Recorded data
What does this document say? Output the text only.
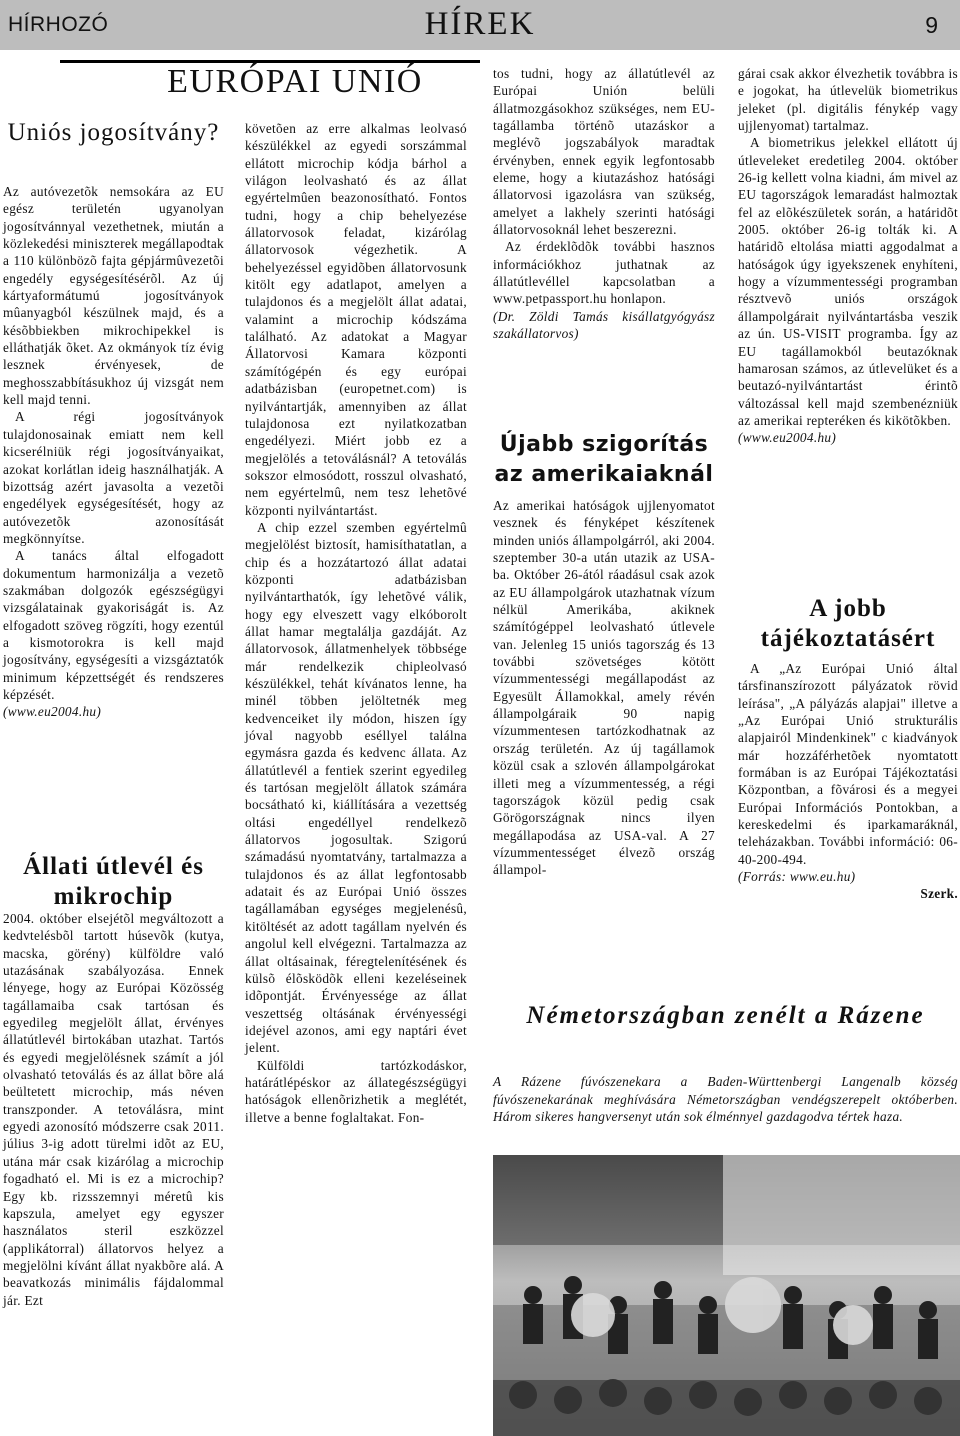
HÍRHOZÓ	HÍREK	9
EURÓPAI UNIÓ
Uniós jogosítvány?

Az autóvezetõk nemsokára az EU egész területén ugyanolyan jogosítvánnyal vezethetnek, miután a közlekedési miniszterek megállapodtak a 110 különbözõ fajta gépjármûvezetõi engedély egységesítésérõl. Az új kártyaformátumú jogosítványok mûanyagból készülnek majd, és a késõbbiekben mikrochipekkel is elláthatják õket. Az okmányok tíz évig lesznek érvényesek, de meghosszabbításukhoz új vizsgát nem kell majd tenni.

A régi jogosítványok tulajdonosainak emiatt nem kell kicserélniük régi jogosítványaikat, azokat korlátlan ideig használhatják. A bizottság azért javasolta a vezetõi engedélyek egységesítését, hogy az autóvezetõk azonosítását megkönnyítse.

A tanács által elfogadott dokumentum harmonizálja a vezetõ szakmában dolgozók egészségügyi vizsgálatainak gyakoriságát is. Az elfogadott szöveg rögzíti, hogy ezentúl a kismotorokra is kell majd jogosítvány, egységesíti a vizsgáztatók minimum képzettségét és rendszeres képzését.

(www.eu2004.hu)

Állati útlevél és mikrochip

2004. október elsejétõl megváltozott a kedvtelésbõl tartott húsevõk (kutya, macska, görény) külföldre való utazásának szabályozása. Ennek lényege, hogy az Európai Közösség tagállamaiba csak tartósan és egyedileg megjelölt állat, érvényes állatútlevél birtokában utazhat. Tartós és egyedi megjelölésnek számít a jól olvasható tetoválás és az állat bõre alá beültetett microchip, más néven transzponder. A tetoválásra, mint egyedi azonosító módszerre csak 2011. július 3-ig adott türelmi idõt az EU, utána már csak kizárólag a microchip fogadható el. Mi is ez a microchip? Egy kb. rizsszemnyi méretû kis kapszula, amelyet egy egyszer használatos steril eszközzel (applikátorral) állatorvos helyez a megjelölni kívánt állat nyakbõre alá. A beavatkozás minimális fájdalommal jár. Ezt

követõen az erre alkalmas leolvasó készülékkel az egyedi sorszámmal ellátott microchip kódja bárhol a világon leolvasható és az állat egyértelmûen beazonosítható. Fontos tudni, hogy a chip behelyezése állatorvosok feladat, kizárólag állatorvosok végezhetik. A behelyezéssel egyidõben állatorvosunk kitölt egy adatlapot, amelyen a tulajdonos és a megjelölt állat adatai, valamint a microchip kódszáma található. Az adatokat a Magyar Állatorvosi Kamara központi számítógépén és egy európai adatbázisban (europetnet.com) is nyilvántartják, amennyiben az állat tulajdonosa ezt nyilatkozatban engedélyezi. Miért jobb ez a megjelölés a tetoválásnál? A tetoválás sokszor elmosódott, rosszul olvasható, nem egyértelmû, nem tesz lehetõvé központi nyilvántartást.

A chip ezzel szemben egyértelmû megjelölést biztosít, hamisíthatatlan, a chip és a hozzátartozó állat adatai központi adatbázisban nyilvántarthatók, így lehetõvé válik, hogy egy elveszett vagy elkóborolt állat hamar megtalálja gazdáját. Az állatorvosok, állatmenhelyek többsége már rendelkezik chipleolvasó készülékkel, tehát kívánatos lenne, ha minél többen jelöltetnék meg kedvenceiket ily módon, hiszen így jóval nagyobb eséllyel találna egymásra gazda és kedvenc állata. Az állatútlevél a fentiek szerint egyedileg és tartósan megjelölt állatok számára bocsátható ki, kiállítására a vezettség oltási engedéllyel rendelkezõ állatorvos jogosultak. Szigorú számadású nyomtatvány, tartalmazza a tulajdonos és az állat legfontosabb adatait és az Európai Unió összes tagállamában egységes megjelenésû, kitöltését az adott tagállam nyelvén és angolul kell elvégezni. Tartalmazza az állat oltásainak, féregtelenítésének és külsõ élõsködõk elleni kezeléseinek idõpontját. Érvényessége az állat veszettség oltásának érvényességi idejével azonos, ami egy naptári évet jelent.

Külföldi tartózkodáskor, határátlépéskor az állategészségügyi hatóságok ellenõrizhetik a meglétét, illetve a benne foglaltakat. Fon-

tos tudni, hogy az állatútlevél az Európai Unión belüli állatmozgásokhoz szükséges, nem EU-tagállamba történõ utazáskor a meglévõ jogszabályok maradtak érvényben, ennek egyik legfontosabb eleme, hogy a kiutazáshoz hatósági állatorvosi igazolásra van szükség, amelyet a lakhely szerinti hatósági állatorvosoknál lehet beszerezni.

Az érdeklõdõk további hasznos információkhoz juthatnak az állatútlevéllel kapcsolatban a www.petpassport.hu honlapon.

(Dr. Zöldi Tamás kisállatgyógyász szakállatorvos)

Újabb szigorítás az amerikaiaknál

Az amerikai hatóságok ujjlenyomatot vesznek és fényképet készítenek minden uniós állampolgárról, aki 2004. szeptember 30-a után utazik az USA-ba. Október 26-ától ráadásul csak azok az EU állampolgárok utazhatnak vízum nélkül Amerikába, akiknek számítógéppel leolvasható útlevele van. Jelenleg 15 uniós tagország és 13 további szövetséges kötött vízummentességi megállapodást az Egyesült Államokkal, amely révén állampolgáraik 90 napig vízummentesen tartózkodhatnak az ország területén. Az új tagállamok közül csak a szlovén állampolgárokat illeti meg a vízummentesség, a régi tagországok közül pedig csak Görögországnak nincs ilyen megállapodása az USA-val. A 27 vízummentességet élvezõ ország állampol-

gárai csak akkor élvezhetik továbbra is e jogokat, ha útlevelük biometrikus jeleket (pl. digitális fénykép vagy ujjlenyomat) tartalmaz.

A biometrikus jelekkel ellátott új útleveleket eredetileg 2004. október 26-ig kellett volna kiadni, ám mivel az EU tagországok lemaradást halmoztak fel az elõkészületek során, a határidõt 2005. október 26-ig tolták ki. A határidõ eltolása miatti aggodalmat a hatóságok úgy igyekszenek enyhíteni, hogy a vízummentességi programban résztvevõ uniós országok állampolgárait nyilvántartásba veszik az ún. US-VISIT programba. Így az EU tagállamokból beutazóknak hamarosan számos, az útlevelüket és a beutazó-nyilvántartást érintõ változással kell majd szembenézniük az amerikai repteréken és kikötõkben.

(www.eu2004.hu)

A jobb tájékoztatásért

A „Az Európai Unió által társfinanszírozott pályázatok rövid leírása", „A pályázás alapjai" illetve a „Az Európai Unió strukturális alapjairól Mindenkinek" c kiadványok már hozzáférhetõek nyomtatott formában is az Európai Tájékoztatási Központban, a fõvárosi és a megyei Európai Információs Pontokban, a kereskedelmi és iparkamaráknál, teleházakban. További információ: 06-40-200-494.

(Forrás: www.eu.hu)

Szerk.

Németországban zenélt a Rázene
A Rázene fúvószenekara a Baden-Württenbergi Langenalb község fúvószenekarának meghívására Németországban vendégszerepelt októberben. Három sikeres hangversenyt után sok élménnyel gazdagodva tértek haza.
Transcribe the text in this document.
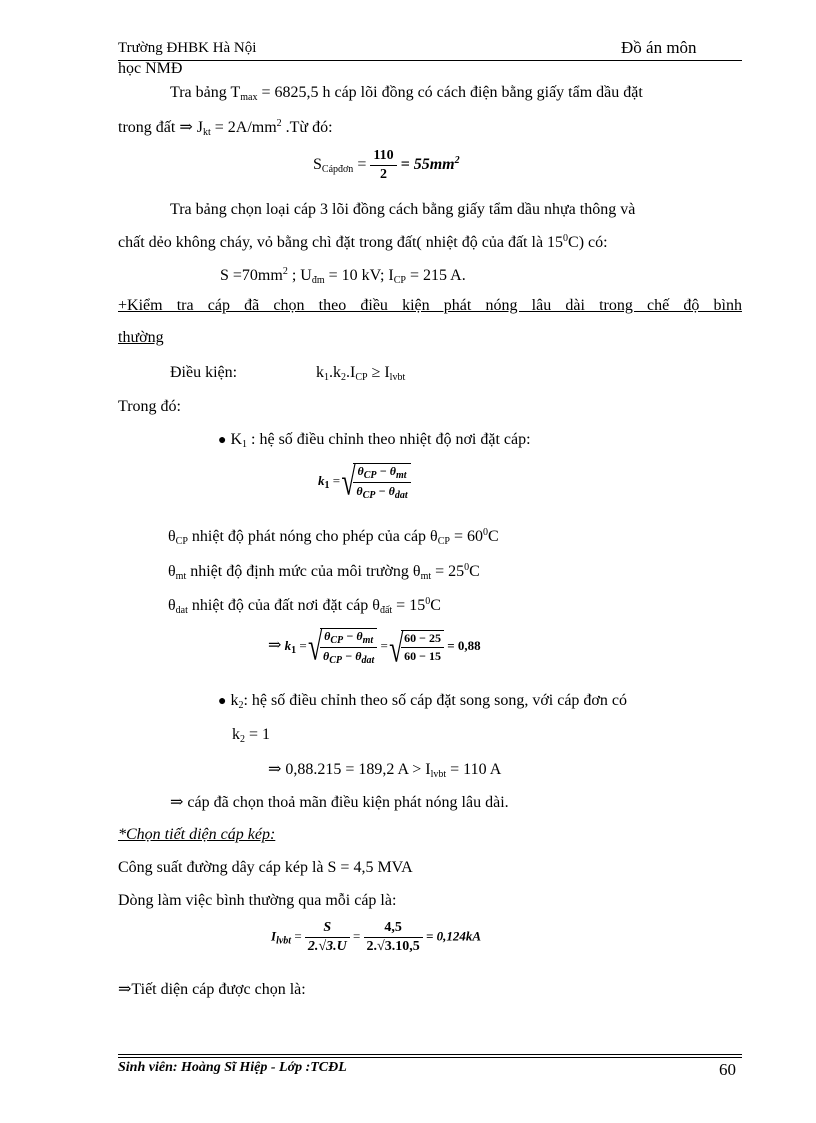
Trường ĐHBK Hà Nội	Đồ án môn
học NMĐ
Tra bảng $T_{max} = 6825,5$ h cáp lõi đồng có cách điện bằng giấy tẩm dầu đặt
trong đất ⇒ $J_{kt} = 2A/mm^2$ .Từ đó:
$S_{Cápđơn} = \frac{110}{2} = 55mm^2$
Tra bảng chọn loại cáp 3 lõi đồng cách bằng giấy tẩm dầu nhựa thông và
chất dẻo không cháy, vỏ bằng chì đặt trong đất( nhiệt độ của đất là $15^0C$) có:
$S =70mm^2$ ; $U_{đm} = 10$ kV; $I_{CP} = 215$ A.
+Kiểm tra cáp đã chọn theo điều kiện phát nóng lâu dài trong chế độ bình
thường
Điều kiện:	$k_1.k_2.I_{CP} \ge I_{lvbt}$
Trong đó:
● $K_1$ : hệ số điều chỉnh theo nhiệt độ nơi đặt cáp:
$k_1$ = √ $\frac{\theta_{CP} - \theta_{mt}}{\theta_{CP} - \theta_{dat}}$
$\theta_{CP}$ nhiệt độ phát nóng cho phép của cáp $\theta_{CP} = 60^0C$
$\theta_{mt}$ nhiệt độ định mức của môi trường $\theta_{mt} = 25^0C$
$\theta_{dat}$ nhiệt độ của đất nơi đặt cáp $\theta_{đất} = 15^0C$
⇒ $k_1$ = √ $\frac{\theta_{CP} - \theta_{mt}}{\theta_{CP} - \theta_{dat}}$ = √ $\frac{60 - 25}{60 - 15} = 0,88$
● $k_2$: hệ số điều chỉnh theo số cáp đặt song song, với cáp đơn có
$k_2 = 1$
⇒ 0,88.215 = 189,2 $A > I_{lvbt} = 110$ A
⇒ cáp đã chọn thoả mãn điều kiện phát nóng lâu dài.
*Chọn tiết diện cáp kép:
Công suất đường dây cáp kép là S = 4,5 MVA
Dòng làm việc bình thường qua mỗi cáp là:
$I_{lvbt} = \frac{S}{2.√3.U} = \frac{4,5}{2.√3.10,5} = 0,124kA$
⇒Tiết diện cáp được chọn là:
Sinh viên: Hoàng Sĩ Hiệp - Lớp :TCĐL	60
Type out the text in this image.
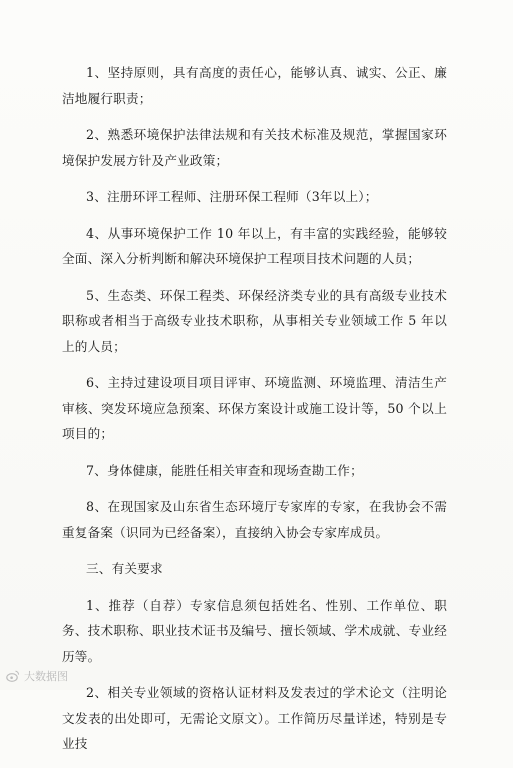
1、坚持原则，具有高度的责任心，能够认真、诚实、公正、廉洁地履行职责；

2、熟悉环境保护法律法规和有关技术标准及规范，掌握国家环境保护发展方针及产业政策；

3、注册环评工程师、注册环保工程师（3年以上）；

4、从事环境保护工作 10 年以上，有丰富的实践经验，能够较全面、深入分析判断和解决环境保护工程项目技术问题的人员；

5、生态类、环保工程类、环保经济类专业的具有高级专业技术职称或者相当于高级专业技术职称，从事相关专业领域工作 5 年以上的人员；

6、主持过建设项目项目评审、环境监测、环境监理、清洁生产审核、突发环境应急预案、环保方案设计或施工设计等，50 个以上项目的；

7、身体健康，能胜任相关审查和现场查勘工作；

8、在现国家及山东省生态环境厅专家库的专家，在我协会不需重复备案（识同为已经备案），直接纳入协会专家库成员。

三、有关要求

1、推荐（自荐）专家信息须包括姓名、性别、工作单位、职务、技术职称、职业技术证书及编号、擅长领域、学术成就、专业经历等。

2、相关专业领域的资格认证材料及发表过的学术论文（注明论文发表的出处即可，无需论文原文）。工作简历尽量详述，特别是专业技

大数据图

Stated problem -
List the lines of the material in which the word "đồng" occurs.

Answer to the problem -
Tra bảng $T_{max} = 6825,5$ h cáp lõi đồng có cách điện bằng giấy tẩm dầu đặt
Tra bảng chọn loại cáp 3 lõi đồng cách bằng giấy tẩm dầu nhựa thông và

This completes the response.